Look through the lines below and extract any with the word "Password".

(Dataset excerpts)
◇ ◇ ◇ ◇ ◇

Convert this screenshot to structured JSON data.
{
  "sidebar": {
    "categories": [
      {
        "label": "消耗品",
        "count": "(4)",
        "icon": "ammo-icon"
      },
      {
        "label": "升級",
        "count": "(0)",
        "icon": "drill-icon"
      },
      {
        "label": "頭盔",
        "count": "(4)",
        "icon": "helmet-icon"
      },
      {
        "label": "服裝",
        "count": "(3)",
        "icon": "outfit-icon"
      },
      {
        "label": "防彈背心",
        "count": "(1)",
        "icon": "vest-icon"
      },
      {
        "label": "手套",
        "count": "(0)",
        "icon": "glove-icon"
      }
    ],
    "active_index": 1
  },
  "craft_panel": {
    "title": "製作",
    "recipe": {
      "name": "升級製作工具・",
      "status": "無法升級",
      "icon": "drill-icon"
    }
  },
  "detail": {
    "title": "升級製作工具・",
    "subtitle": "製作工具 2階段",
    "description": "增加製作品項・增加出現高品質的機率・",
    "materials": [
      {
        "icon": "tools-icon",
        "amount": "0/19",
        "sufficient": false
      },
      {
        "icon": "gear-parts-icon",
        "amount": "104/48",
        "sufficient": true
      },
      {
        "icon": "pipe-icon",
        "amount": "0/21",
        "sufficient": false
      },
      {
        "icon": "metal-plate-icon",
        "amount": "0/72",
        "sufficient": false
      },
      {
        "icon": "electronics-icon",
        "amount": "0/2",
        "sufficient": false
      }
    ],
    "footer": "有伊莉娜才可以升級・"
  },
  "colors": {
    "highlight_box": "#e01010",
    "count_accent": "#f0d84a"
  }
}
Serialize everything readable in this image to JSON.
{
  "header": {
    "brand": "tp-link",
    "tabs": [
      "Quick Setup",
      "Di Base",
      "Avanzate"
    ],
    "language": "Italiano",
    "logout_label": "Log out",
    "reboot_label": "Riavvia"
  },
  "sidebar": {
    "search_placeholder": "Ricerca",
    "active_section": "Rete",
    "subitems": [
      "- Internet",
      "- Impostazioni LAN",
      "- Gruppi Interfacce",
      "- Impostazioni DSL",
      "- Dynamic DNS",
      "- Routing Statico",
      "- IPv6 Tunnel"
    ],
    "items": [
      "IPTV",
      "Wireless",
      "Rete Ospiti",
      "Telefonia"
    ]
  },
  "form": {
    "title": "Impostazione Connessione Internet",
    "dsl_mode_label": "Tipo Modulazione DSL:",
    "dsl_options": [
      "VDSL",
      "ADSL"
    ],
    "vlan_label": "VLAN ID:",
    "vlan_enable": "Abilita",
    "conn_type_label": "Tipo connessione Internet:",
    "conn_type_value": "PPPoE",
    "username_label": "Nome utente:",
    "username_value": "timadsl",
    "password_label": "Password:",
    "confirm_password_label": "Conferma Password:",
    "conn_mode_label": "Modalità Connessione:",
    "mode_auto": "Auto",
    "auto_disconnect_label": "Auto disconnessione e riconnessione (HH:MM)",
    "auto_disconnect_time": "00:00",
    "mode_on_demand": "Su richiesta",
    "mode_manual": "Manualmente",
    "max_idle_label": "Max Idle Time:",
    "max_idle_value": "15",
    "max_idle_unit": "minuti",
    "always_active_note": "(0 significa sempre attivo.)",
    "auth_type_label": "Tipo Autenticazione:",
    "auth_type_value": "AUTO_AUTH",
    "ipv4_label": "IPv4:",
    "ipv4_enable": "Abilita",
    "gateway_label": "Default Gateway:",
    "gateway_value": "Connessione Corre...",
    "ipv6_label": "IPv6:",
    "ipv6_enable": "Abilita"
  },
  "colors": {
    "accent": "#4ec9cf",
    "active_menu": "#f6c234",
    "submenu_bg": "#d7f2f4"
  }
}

◇ ◇ ◇ ◇ ◇

**WRITTEN SOLUTION:**
    "password_label": "Password:",
    "confirm_password_label": "Conferma Password:",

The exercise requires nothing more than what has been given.